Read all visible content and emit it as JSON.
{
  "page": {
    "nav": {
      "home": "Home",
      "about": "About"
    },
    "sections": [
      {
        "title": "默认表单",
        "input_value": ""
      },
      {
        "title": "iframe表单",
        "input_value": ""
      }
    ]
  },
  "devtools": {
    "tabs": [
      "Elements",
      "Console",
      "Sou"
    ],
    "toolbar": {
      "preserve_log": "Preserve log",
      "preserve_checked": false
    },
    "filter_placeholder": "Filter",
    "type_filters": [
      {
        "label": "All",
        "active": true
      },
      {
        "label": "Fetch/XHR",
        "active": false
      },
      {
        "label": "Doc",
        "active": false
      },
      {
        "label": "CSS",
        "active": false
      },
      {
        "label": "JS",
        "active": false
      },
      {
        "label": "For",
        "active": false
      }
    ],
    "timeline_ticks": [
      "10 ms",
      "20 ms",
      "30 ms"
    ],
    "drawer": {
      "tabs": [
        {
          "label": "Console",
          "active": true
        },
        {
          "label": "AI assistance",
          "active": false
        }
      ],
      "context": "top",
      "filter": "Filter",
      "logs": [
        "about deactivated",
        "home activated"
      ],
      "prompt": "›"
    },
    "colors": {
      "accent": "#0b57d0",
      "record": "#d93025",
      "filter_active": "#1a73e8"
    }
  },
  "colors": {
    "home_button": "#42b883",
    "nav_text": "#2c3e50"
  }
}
********
WHAT YOU SHOULD DO :: Output an exact copy of each record.

FINAL RESULT ::
Read all visible content and emit it as JSON.
{
  "page": {
    "nav": {
      "home": "Home",
      "about": "About"
    },
    "sections": [
      {
        "title": "默认表单",
        "input_value": ""
      },
      {
        "title": "iframe表单",
        "input_value": ""
      }
    ]
  },
  "devtools": {
    "tabs": [
      "Elements",
      "Console",
      "Sou"
    ],
    "toolbar": {
      "preserve_log": "Preserve log",
      "preserve_checked": false
    },
    "filter_placeholder": "Filter",
    "type_filters": [
      {
        "label": "All",
        "active": true
      },
      {
        "label": "Fetch/XHR",
        "active": false
      },
      {
        "label": "Doc",
        "active": false
      },
      {
        "label": "CSS",
        "active": false
      },
      {
        "label": "JS",
        "active": false
      },
      {
        "label": "For",
        "active": false
      }
    ],
    "timeline_ticks": [
      "10 ms",
      "20 ms",
      "30 ms"
    ],
    "drawer": {
      "tabs": [
        {
          "label": "Console",
          "active": true
        },
        {
          "label": "AI assistance",
          "active": false
        }
      ],
      "context": "top",
      "filter": "Filter",
      "logs": [
        "about deactivated",
        "home activated"
      ],
      "prompt": "›"
    },
    "colors": {
      "accent": "#0b57d0",
      "record": "#d93025",
      "filter_active": "#1a73e8"
    }
  },
  "colors": {
    "home_button": "#42b883",
    "nav_text": "#2c3e50"
  }
}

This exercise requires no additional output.